**What you should do:** Reproduce the stretch of the material below verbatim, from its first line through the line containing "staticText: Set up Wi-Fi hotspot <box>309", including both.

**Supplied data:**
_____
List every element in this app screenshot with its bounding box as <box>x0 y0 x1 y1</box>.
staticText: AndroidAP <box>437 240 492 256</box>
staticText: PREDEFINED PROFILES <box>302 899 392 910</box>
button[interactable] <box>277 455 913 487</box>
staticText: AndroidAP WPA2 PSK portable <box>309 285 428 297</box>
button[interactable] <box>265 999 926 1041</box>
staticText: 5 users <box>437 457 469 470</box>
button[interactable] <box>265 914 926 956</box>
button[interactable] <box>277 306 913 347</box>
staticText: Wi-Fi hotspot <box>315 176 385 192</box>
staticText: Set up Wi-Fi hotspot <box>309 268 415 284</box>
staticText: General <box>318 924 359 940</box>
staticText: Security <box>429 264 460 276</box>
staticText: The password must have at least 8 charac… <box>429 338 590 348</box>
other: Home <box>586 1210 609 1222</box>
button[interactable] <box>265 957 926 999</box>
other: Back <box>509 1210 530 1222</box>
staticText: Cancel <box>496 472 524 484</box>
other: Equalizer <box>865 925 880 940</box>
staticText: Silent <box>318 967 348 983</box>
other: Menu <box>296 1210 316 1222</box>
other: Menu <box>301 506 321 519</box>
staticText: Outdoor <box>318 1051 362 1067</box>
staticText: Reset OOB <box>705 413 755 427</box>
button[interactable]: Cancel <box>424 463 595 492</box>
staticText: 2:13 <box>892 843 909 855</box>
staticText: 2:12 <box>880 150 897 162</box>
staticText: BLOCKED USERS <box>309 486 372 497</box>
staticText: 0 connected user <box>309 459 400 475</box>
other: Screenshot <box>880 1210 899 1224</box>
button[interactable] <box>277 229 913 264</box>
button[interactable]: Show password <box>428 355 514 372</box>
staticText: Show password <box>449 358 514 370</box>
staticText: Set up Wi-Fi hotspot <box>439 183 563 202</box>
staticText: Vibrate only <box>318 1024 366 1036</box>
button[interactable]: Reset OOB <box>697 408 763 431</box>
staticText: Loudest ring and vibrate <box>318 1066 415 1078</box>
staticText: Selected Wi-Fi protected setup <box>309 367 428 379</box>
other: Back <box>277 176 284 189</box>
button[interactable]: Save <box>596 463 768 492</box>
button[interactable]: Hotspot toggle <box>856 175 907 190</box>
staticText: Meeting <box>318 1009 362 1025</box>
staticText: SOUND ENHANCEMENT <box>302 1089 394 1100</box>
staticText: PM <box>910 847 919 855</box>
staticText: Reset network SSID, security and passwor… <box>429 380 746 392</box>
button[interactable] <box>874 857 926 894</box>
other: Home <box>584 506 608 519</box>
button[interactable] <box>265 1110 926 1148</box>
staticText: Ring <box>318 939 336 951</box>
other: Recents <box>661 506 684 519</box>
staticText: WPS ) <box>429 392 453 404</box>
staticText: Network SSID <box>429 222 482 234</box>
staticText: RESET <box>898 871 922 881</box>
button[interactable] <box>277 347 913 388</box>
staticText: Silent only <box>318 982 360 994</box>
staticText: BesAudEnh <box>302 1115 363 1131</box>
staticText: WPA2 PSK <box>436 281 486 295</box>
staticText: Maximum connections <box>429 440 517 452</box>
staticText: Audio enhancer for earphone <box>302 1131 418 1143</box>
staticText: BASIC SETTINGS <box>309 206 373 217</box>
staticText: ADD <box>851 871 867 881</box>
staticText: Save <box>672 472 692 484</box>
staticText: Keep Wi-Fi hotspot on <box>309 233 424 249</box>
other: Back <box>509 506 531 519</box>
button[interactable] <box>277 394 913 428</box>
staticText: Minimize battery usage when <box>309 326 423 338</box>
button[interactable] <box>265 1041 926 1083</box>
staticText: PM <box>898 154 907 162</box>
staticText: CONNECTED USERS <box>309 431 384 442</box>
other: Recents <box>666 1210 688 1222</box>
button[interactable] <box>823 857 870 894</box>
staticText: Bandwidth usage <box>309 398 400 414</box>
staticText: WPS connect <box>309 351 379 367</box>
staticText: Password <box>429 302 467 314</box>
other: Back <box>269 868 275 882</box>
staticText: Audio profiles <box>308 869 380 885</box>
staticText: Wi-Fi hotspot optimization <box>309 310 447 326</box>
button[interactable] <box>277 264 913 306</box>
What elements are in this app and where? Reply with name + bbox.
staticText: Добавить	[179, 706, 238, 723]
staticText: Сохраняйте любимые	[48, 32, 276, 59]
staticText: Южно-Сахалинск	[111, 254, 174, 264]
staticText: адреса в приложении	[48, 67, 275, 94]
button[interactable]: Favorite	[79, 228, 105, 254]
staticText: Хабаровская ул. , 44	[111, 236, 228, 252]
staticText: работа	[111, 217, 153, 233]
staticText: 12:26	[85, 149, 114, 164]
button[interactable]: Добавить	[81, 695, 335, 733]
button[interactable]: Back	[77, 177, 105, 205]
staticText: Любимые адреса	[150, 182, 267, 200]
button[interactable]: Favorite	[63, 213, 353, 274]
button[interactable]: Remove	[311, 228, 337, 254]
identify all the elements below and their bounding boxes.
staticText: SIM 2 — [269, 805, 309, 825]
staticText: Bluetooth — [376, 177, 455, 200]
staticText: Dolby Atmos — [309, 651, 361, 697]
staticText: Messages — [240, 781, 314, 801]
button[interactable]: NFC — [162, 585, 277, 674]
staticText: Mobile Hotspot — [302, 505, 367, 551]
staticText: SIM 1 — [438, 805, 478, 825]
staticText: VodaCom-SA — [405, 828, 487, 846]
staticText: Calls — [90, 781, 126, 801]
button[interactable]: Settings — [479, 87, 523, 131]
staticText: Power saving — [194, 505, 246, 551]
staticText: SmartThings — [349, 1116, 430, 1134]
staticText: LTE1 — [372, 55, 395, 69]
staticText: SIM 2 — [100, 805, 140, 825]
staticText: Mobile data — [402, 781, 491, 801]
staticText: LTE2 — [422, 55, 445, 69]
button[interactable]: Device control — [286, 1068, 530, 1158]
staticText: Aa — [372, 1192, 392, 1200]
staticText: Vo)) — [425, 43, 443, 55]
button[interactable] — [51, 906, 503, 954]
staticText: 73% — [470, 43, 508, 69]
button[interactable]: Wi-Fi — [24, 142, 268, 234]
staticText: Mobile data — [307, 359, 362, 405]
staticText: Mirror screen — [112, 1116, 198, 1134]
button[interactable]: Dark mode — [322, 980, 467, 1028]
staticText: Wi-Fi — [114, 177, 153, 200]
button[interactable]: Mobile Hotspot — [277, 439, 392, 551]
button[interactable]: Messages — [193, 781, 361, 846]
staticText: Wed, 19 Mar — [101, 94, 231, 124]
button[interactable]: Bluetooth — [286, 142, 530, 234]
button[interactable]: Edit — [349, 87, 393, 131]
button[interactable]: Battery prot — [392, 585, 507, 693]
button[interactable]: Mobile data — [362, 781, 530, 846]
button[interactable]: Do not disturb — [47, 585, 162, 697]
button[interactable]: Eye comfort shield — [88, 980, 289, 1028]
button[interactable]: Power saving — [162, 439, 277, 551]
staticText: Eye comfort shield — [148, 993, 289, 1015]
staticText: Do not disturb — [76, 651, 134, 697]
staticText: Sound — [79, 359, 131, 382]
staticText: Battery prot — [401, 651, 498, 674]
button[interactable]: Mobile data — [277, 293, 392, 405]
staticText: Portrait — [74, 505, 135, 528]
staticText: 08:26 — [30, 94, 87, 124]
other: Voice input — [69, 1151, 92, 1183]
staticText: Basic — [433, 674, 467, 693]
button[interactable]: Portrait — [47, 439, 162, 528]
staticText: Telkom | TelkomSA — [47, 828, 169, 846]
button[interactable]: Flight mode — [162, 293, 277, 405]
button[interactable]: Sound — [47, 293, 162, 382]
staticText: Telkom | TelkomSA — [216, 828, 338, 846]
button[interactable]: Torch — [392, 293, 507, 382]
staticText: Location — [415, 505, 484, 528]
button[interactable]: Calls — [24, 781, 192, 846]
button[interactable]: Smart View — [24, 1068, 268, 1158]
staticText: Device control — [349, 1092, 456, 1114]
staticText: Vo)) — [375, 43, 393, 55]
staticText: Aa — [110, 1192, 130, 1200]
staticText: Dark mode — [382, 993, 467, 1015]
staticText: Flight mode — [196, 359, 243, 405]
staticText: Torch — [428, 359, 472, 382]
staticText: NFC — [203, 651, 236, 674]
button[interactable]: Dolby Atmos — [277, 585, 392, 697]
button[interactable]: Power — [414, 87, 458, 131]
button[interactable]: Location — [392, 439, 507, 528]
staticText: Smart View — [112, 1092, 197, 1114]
_____
**Worked answer:**
List every element in this app screenshot with its bounding box as <box>x0 y0 x1 y1</box>.
staticText: AndroidAP <box>437 240 492 256</box>
staticText: PREDEFINED PROFILES <box>302 899 392 910</box>
button[interactable] <box>277 455 913 487</box>
staticText: AndroidAP WPA2 PSK portable <box>309 285 428 297</box>
button[interactable] <box>265 999 926 1041</box>
staticText: 5 users <box>437 457 469 470</box>
button[interactable] <box>265 914 926 956</box>
button[interactable] <box>277 306 913 347</box>
staticText: Wi-Fi hotspot <box>315 176 385 192</box>
staticText: Set up Wi-Fi hotspot <box>309 268 415 284</box>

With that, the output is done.